- _WORK TO BE COMPLETED_
Across the listing below, count the lines that mention the string "title". Reply with the figure only.

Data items
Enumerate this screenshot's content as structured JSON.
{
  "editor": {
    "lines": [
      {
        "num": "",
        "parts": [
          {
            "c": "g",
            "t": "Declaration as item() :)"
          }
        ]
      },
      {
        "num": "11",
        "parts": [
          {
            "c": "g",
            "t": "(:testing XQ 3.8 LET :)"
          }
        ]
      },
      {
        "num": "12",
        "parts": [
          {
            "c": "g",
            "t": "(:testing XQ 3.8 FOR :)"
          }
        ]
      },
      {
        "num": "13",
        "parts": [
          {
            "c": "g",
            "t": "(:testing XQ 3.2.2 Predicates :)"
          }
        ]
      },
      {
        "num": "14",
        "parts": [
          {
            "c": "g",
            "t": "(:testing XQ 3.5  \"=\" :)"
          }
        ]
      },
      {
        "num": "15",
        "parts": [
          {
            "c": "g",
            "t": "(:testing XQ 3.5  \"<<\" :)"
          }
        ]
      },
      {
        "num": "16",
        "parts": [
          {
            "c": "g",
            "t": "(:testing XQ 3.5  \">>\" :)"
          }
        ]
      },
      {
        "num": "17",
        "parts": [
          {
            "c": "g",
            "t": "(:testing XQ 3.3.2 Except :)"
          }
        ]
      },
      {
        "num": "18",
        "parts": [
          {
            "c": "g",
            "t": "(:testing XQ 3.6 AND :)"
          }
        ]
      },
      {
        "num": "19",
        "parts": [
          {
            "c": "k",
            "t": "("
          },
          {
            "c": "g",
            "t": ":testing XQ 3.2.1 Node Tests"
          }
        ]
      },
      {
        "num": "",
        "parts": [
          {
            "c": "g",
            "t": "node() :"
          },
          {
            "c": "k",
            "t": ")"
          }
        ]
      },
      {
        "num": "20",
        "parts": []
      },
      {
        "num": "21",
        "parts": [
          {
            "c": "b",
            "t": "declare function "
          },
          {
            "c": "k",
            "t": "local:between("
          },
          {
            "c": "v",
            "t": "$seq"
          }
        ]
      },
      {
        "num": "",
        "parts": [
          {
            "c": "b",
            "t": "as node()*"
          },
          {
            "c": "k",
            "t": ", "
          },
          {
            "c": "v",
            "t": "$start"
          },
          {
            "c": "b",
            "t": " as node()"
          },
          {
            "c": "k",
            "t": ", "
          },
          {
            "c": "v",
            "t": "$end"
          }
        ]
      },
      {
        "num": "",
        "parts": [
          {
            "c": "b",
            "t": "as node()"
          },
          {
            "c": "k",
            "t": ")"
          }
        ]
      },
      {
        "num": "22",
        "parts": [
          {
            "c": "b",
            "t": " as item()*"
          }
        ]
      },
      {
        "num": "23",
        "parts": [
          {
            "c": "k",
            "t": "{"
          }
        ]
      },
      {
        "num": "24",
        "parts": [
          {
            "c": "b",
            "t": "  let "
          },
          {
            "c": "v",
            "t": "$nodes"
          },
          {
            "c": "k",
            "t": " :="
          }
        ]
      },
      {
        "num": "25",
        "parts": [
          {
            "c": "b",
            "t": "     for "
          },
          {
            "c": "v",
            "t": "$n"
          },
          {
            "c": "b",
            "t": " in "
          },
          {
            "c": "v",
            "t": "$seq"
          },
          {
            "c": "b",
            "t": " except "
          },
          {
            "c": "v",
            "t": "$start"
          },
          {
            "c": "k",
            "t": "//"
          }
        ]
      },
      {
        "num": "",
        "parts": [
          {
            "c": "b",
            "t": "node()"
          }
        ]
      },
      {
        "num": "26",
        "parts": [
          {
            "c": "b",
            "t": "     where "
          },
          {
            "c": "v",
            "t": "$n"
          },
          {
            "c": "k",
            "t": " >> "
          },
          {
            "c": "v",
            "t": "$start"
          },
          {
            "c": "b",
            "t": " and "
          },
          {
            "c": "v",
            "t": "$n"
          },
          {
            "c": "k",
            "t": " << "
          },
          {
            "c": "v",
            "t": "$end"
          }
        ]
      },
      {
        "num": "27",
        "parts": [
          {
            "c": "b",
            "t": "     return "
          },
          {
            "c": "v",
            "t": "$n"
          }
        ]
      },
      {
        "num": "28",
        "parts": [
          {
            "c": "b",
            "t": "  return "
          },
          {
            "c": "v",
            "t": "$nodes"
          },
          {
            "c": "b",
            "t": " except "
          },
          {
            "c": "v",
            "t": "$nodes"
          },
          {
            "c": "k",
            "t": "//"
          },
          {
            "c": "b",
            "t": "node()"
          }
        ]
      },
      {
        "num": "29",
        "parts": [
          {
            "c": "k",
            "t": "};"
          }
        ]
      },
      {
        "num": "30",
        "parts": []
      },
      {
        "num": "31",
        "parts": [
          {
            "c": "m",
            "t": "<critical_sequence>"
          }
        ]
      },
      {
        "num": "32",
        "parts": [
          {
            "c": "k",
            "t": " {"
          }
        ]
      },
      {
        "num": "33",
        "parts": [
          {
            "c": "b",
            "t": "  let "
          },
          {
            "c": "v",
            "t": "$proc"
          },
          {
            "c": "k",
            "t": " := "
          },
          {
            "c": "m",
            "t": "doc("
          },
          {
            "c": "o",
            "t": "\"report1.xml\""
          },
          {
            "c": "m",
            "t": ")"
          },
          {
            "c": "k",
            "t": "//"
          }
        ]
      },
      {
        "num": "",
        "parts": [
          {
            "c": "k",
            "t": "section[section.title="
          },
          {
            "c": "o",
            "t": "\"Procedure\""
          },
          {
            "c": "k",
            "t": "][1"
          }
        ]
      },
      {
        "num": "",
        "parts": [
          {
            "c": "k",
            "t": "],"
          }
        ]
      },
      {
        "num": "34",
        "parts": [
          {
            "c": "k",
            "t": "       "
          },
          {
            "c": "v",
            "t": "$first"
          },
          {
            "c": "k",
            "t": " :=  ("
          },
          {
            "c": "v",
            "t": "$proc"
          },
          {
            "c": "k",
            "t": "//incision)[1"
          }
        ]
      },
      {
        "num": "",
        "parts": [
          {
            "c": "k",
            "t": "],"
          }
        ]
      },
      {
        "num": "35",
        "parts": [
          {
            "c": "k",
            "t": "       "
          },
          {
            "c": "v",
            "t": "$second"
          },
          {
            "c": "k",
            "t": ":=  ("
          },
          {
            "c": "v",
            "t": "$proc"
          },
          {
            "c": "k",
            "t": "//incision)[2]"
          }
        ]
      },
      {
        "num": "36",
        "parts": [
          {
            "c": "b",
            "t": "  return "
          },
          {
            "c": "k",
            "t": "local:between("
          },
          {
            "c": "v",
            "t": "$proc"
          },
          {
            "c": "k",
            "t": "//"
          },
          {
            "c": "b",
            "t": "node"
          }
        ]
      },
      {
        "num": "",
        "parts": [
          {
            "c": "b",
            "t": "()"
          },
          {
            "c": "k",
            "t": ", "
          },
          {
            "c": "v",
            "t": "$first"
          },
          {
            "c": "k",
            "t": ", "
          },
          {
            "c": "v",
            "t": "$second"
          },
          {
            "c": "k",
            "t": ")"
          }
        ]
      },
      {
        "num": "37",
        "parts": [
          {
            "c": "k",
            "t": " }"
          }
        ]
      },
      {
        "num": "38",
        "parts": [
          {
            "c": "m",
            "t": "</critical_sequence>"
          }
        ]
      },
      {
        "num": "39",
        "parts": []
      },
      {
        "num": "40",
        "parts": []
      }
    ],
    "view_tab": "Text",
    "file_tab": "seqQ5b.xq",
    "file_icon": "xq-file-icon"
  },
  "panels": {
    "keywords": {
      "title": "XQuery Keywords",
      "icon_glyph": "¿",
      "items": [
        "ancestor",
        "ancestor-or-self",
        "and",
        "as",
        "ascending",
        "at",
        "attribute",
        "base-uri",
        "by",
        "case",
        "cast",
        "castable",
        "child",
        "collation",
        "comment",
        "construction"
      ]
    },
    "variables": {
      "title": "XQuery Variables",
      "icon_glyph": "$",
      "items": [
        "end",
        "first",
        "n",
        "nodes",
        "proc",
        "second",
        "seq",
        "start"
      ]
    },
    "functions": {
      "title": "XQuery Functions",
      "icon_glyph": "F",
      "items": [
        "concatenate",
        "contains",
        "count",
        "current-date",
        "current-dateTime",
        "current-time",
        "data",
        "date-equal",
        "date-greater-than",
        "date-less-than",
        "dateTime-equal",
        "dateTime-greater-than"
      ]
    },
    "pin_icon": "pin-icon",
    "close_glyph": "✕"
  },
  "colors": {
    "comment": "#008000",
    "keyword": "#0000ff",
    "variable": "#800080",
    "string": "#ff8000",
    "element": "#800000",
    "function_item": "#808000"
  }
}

- _RESPONSE TO THIS TASK_
4